DATASET CONTENT:
----------

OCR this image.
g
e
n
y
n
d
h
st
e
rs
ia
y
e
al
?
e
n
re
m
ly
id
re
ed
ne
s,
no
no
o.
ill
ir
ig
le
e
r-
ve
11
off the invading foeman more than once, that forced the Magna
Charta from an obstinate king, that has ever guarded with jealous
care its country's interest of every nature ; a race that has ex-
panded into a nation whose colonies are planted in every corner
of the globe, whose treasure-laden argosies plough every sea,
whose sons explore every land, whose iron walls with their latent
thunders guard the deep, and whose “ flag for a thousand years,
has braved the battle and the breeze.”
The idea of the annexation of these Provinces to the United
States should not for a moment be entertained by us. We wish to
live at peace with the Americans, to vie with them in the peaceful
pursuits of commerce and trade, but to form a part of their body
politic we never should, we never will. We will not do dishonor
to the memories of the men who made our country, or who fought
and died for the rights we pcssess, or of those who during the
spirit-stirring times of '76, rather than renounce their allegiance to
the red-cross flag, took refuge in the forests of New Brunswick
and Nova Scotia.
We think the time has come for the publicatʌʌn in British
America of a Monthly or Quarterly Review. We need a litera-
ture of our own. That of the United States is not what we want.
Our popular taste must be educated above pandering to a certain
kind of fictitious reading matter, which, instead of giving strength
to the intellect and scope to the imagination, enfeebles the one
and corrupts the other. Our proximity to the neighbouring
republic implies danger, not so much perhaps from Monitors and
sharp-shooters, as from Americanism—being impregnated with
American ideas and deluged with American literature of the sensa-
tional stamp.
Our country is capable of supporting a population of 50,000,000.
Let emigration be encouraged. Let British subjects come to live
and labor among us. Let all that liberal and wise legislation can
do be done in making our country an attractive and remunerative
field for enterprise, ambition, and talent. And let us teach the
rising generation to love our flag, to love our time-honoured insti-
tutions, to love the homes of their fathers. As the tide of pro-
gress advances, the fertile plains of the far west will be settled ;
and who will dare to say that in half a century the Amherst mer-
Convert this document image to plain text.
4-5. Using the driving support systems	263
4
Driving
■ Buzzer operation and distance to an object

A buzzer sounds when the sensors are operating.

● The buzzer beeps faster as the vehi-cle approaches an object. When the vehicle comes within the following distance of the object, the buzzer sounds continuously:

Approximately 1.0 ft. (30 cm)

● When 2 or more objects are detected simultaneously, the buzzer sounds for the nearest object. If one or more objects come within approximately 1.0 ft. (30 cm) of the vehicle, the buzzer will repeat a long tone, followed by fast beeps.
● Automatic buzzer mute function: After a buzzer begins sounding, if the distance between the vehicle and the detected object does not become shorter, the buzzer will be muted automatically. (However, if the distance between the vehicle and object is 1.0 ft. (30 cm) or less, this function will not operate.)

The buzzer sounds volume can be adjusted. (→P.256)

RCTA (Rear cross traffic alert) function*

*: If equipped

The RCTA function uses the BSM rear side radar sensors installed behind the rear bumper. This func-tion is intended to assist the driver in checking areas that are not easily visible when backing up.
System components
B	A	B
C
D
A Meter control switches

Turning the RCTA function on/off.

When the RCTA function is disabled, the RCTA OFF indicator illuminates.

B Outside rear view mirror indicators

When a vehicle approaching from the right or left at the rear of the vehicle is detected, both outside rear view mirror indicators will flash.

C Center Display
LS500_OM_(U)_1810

----------

EXERCISE AIM: Copy out the lines that hold "should".

RESULT FOR THIS TASK:
States should not for a moment be entertained by us. We wish to
politic we never should, we never will. We will not do dishonor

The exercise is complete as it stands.